▸ ROWS:
--- BEGIN ---

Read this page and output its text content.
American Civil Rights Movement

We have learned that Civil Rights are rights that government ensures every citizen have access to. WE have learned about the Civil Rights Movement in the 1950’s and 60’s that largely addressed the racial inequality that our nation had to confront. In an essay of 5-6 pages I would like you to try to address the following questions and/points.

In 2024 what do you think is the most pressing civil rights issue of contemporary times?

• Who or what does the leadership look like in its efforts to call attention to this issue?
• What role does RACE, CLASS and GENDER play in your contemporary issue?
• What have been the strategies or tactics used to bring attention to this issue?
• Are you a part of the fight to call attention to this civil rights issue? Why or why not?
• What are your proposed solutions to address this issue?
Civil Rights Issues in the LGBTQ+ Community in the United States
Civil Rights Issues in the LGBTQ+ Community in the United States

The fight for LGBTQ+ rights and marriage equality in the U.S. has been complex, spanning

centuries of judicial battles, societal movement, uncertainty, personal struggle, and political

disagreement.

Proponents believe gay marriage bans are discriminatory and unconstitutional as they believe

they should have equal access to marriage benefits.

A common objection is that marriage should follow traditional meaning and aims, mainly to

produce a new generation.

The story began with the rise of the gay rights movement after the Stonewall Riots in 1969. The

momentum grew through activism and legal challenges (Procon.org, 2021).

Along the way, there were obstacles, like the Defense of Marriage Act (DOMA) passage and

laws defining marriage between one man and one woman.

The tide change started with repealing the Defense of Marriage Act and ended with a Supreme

--- END ---

▸ GOAL OF THE EXERCISE: Copy every line of the material in which the word "Defense" occurs.

▸ EXPECTED OUTPUT:
Along the way, there were obstacles, like the Defense of Marriage Act (DOMA) passage and
The tide change started with repealing the Defense of Marriage Act and ended with a Supreme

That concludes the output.